DO THIS: Do any lines in the data below contain "view"? If so, copy every one of them.

________________________

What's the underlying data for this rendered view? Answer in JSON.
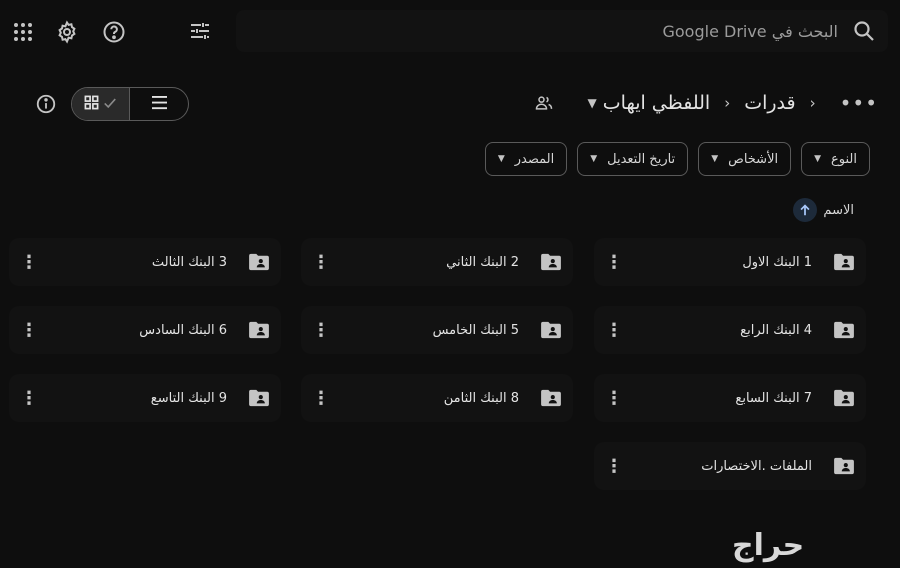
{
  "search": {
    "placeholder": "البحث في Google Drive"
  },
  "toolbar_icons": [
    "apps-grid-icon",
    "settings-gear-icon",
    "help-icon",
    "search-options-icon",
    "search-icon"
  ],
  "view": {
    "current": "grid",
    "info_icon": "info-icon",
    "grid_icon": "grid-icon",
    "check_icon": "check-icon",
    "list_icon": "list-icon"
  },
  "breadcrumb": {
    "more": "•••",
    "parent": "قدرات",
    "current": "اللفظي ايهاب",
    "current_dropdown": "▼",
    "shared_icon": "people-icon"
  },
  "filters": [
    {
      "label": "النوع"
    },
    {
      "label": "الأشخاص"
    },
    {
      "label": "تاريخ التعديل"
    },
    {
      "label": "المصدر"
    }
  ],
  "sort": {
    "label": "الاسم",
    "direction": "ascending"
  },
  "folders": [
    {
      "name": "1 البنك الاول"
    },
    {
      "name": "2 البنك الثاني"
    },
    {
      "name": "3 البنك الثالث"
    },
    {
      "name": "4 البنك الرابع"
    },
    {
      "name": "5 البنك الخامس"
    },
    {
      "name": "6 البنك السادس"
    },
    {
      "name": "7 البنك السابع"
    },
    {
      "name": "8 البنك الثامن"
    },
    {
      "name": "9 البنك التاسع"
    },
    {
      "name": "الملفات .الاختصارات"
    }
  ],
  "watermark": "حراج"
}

________________________

RESULT OF THE TASK:
What's the underlying data for this rendered view? Answer in JSON.
  "view": {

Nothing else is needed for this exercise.